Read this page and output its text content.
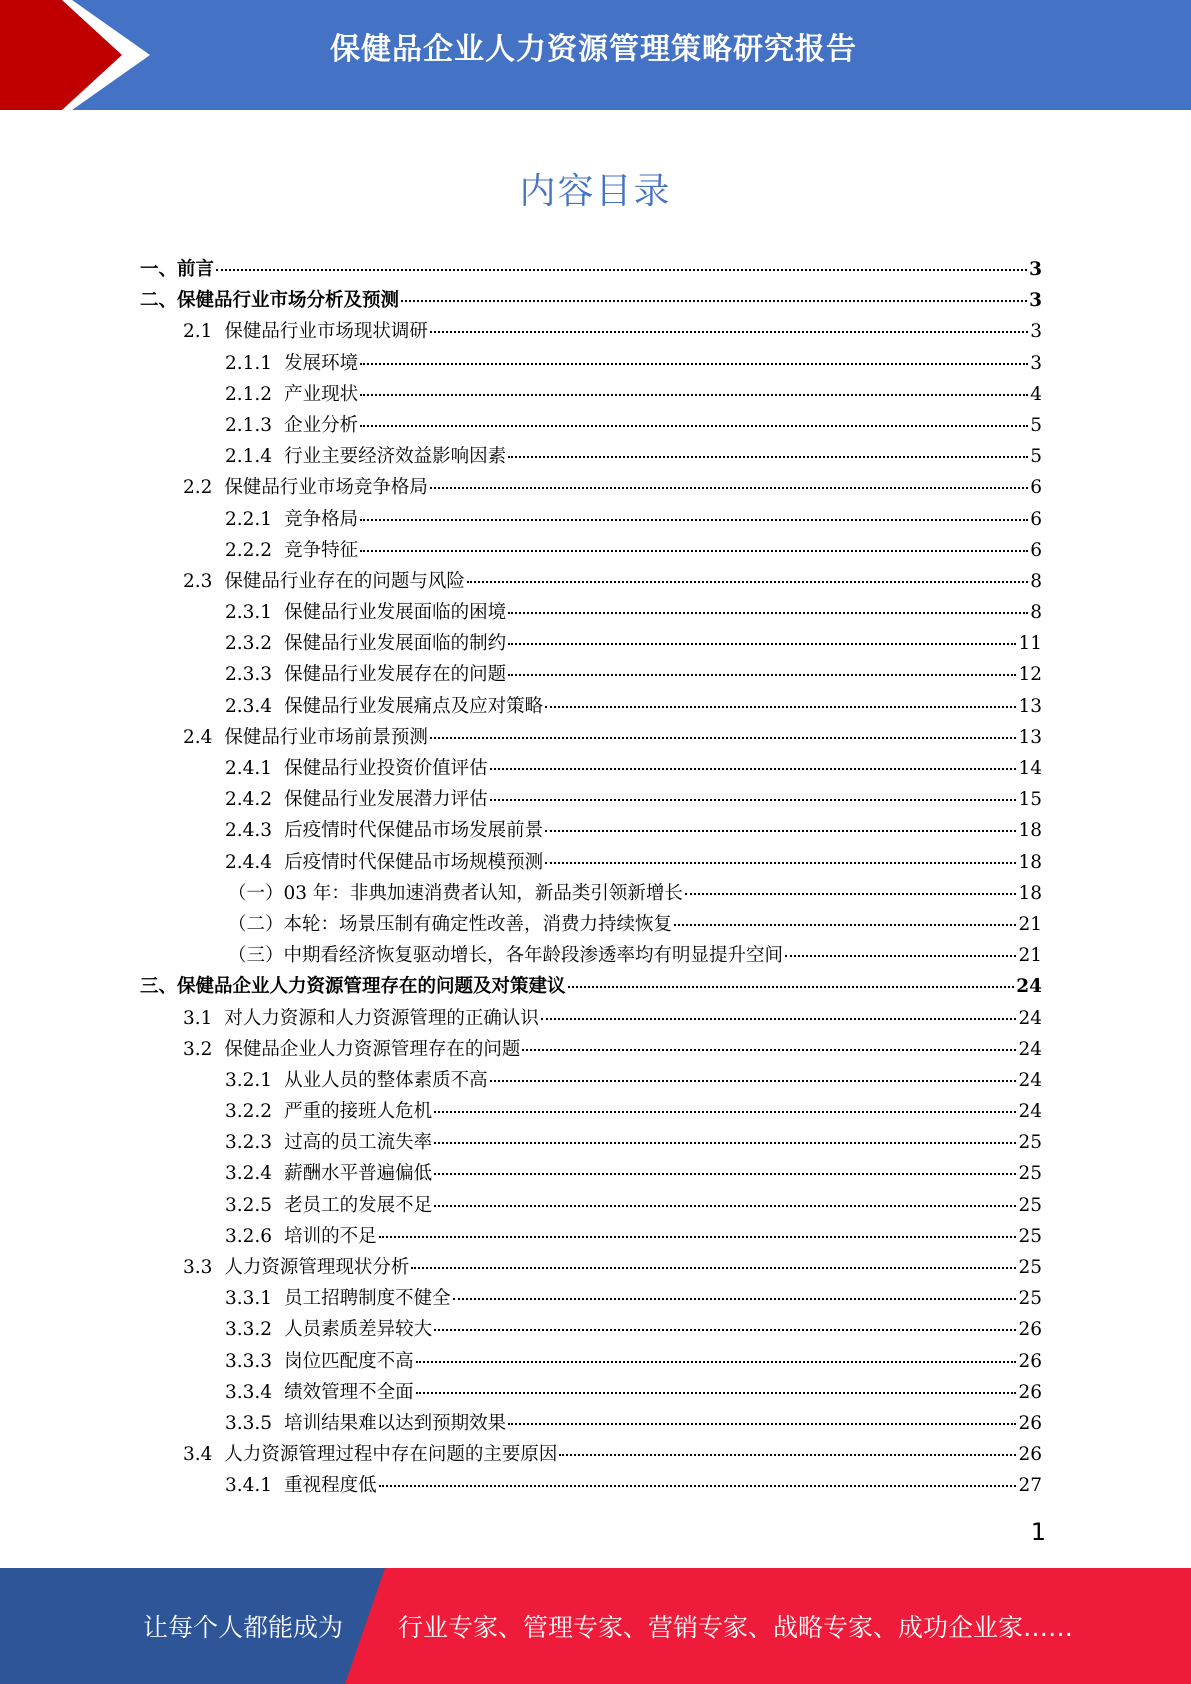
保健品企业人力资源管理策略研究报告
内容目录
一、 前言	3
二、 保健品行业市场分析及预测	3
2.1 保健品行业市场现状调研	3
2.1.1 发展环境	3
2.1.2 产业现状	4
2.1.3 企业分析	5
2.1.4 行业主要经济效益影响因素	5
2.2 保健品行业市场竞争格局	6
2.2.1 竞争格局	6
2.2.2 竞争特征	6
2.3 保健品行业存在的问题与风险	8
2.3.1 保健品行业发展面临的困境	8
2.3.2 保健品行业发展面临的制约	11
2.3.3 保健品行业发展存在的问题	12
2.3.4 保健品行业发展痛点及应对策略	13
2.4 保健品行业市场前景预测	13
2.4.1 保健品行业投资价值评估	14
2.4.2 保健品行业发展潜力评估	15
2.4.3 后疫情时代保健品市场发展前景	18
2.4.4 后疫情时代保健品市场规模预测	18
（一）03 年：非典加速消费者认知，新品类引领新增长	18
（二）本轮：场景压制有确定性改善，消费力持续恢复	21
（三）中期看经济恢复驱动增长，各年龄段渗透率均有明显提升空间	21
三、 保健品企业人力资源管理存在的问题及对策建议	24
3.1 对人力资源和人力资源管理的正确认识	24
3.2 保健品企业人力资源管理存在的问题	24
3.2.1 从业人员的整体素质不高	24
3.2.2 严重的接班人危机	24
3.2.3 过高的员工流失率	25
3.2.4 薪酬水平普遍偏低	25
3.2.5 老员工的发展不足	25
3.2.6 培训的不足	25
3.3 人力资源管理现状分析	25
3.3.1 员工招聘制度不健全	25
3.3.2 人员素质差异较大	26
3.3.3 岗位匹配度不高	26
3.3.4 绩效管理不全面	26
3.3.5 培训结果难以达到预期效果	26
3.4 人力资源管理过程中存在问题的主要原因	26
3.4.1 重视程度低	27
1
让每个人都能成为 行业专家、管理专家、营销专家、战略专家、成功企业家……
==
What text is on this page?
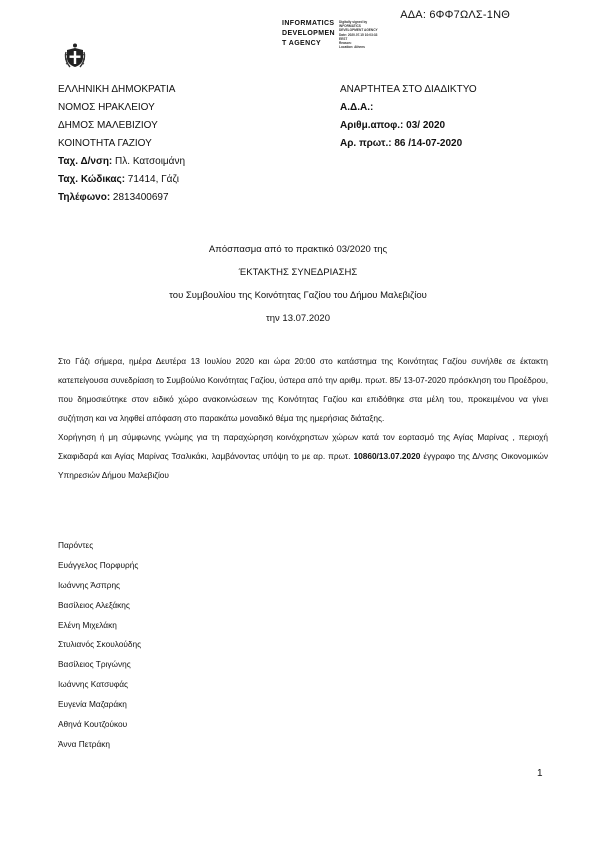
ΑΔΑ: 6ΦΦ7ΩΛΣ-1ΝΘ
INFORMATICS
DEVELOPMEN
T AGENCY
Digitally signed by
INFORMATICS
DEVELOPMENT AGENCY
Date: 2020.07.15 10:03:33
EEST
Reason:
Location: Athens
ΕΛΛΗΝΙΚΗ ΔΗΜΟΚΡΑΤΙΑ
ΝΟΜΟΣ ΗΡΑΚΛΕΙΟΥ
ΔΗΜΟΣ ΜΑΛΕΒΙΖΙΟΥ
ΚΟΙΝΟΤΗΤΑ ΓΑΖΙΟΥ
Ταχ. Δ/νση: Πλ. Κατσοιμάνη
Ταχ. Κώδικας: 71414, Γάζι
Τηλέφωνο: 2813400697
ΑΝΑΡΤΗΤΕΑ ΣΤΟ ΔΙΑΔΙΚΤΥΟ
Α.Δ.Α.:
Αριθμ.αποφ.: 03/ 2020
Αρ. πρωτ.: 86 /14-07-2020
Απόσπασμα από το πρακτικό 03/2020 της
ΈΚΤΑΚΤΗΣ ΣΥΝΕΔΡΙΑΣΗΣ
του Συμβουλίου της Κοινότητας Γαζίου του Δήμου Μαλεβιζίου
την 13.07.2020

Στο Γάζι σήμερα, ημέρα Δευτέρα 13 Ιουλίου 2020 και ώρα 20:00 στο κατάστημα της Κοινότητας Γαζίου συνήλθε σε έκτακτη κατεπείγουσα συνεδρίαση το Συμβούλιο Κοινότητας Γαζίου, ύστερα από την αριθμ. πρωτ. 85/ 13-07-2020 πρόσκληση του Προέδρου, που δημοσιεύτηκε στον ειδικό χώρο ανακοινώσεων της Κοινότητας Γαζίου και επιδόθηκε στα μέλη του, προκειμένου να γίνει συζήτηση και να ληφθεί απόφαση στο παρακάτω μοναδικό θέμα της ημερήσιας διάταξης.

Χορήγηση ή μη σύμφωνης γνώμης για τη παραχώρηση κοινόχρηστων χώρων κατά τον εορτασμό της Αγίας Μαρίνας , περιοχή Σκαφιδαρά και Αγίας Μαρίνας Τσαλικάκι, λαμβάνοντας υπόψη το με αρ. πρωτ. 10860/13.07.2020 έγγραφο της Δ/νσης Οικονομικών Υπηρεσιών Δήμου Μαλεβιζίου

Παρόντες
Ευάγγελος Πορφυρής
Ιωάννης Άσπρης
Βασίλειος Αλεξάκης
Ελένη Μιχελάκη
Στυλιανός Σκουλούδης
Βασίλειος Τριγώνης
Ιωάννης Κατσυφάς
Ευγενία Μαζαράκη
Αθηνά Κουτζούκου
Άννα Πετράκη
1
--
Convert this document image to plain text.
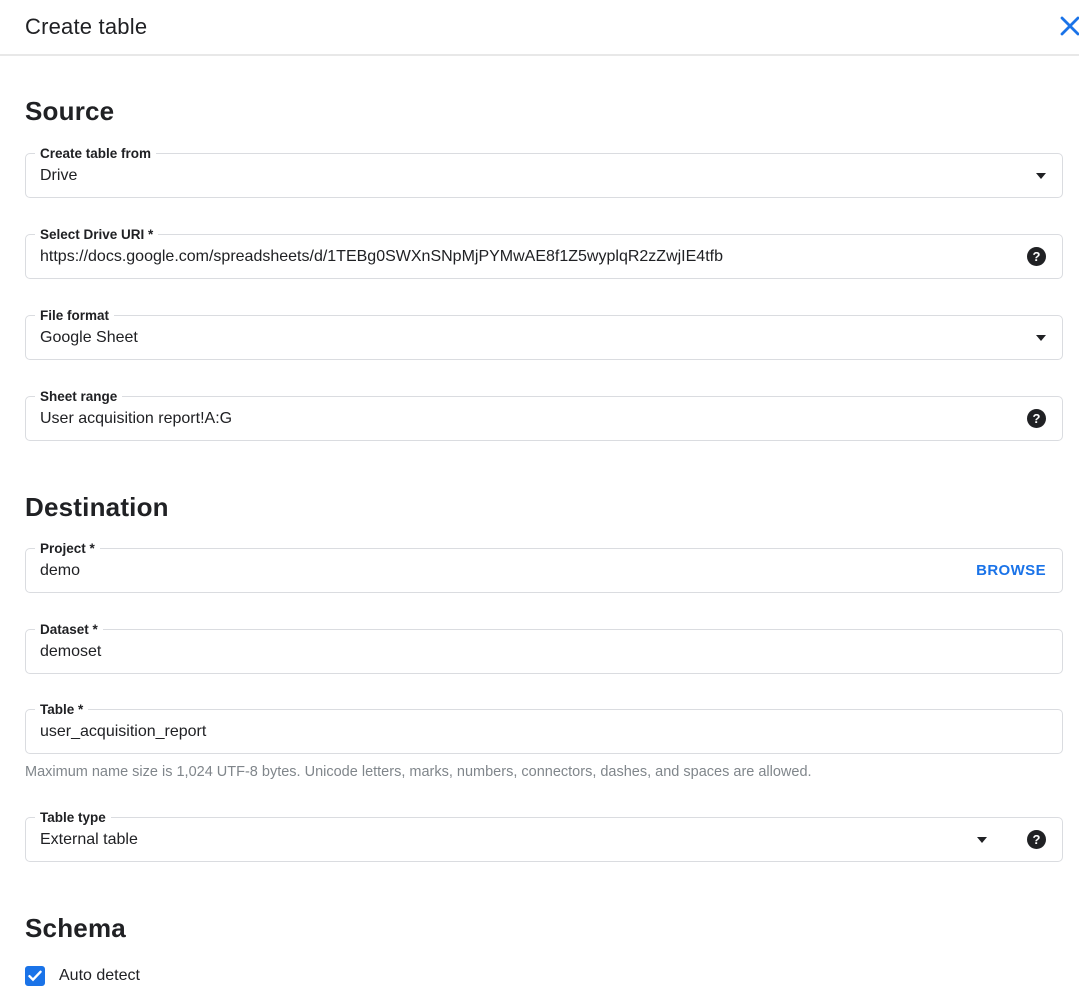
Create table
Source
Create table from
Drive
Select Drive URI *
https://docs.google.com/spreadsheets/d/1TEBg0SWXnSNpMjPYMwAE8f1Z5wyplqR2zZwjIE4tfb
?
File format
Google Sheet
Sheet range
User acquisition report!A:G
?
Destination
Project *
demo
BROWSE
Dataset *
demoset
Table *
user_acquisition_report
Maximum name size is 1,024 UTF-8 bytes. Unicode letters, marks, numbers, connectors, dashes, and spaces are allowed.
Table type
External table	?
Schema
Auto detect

▶ [STATED TASK]:
Filter the entries above down to the lines containing the word "text".

▶ [ANSWER TO THE EXERCISE]:
Read this page and output its text content.
What text is on this page?
Convert this document image to plain text.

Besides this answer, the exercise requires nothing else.